GIVEN PROBLEM
Find every line in the records below that holds the word "JSON" and copy it.

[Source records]
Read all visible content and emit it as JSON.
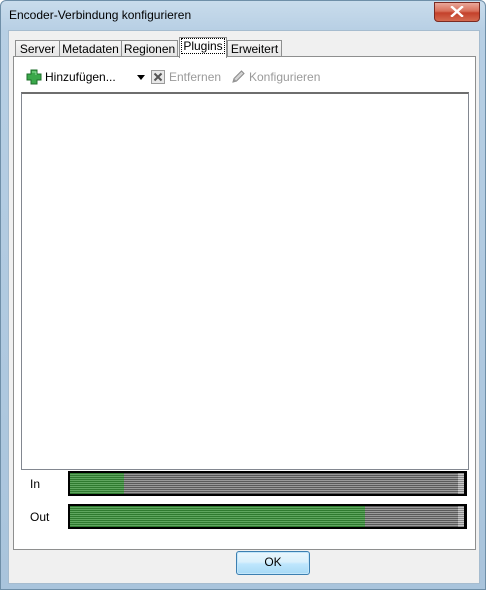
{
  "window": {
    "title": "Encoder-Verbindung konfigurieren"
  },
  "tabs": [
    {
      "label": "Server"
    },
    {
      "label": "Metadaten"
    },
    {
      "label": "Regionen"
    },
    {
      "label": "Plugins",
      "active": true
    },
    {
      "label": "Erweitert"
    }
  ],
  "toolbar": {
    "add_label": "Hinzufügen...",
    "add_icon": "green-plus-icon",
    "remove_label": "Entfernen",
    "remove_icon": "remove-x-icon",
    "configure_label": "Konfigurieren",
    "configure_icon": "pencil-icon"
  },
  "meters": {
    "in_label": "In",
    "in_level": 0.14,
    "out_label": "Out",
    "out_level": 0.76
  },
  "buttons": {
    "ok_label": "OK"
  },
  "colors": {
    "meter_active": "#4c9a4c",
    "meter_inactive": "#7a7a7a"
  }
}
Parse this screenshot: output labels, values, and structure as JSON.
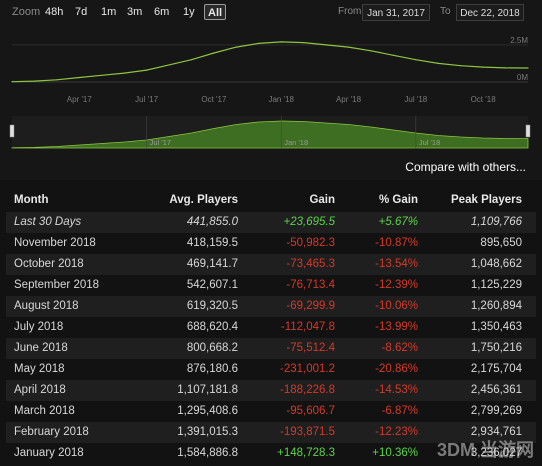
{
  "zoom": {
    "label": "Zoom",
    "buttons": [
      "48h",
      "7d",
      "1m",
      "3m",
      "6m",
      "1y",
      "All"
    ],
    "active": "All"
  },
  "range": {
    "from_label": "From",
    "from_value": "Jan 31, 2017",
    "to_label": "To",
    "to_value": "Dec 22, 2018"
  },
  "chart_data": {
    "type": "area",
    "title": "",
    "xlabel": "",
    "ylabel": "",
    "x_tick_labels": [
      "Apr '17",
      "Jul '17",
      "Oct '17",
      "Jan '18",
      "Apr '18",
      "Jul '18",
      "Oct '18"
    ],
    "y_tick_labels": [
      "2.5M",
      "0M"
    ],
    "ylim": [
      0,
      3500000
    ],
    "series": [
      {
        "x": [
          "2017-01",
          "2017-02",
          "2017-03",
          "2017-04",
          "2017-05",
          "2017-06",
          "2017-07",
          "2017-08",
          "2017-09",
          "2017-10",
          "2017-11",
          "2017-12",
          "2018-01",
          "2018-02",
          "2018-03",
          "2018-04",
          "2018-05",
          "2018-06",
          "2018-07",
          "2018-08",
          "2018-09",
          "2018-10",
          "2018-11",
          "2018-12"
        ],
        "values": [
          20000,
          60000,
          150000,
          300000,
          450000,
          600000,
          800000,
          1150000,
          1500000,
          1950000,
          2350000,
          2600000,
          2700000,
          2650000,
          2500000,
          2350000,
          2100000,
          1800000,
          1500000,
          1250000,
          1100000,
          1000000,
          950000,
          940000
        ]
      }
    ],
    "navigator_tick_labels": [
      "Jul '17",
      "Jan '18",
      "Jul '18"
    ]
  },
  "compare_link": "Compare with others...",
  "table": {
    "headers": [
      "Month",
      "Avg. Players",
      "Gain",
      "% Gain",
      "Peak Players"
    ],
    "rows": [
      [
        "Last 30 Days",
        "441,855.0",
        "+23,695.5",
        "+5.67%",
        "1,109,766"
      ],
      [
        "November 2018",
        "418,159.5",
        "-50,982.3",
        "-10.87%",
        "895,650"
      ],
      [
        "October 2018",
        "469,141.7",
        "-73,465.3",
        "-13.54%",
        "1,048,662"
      ],
      [
        "September 2018",
        "542,607.1",
        "-76,713.4",
        "-12.39%",
        "1,125,229"
      ],
      [
        "August 2018",
        "619,320.5",
        "-69,299.9",
        "-10.06%",
        "1,260,894"
      ],
      [
        "July 2018",
        "688,620.4",
        "-112,047.8",
        "-13.99%",
        "1,350,463"
      ],
      [
        "June 2018",
        "800,668.2",
        "-75,512.4",
        "-8.62%",
        "1,750,216"
      ],
      [
        "May 2018",
        "876,180.6",
        "-231,001.2",
        "-20.86%",
        "2,175,704"
      ],
      [
        "April 2018",
        "1,107,181.8",
        "-188,226.8",
        "-14.53%",
        "2,456,361"
      ],
      [
        "March 2018",
        "1,295,408.6",
        "-95,606.7",
        "-6.87%",
        "2,799,269"
      ],
      [
        "February 2018",
        "1,391,015.3",
        "-193,871.5",
        "-12.23%",
        "2,934,761"
      ],
      [
        "January 2018",
        "1,584,886.8",
        "+148,728.3",
        "+10.36%",
        "3,236,027"
      ]
    ]
  },
  "watermark": "3DM 当游网",
  "colors": {
    "line": "#8ec63f",
    "fill": "#3d6e22",
    "positive": "#5bd34a",
    "negative": "#d23a2a"
  }
}
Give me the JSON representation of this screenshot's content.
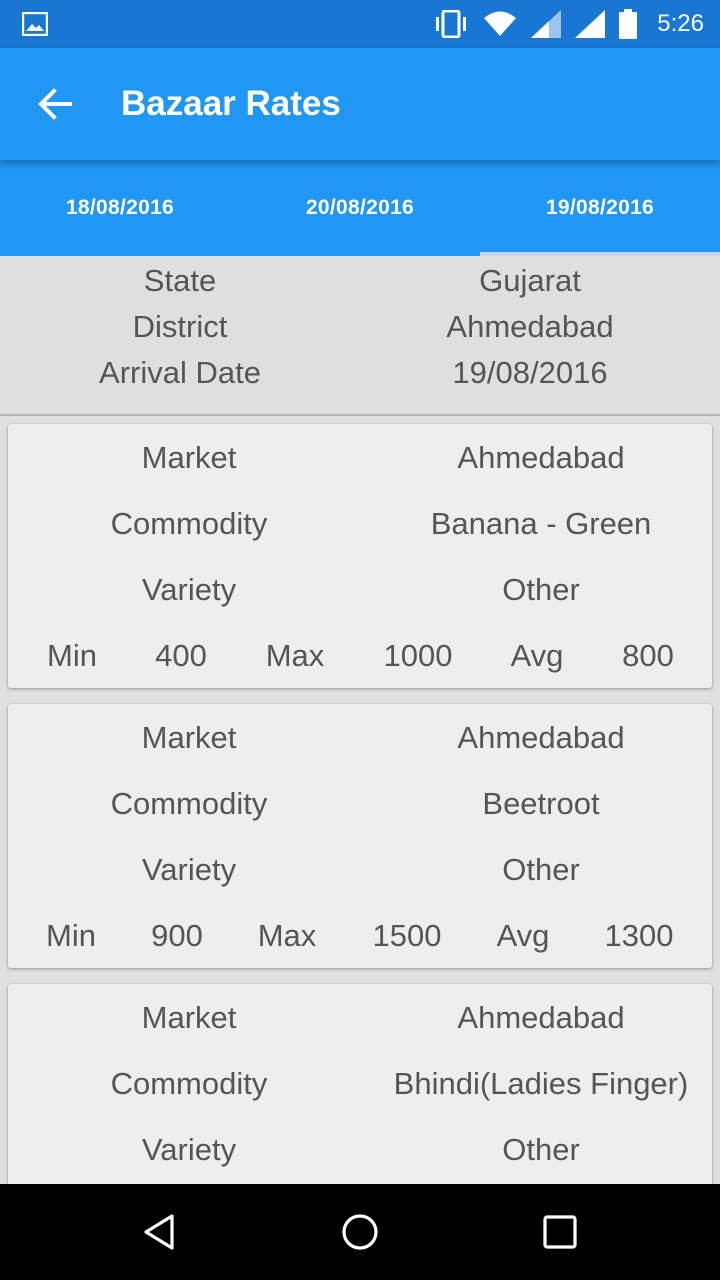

SOLUTION TO THIS PROBLEM
Read all visible content and emit it as JSON.
Parse this screenshot: output labels, values, and structure as JSON.
Give me the JSON representation of this screenshot's content.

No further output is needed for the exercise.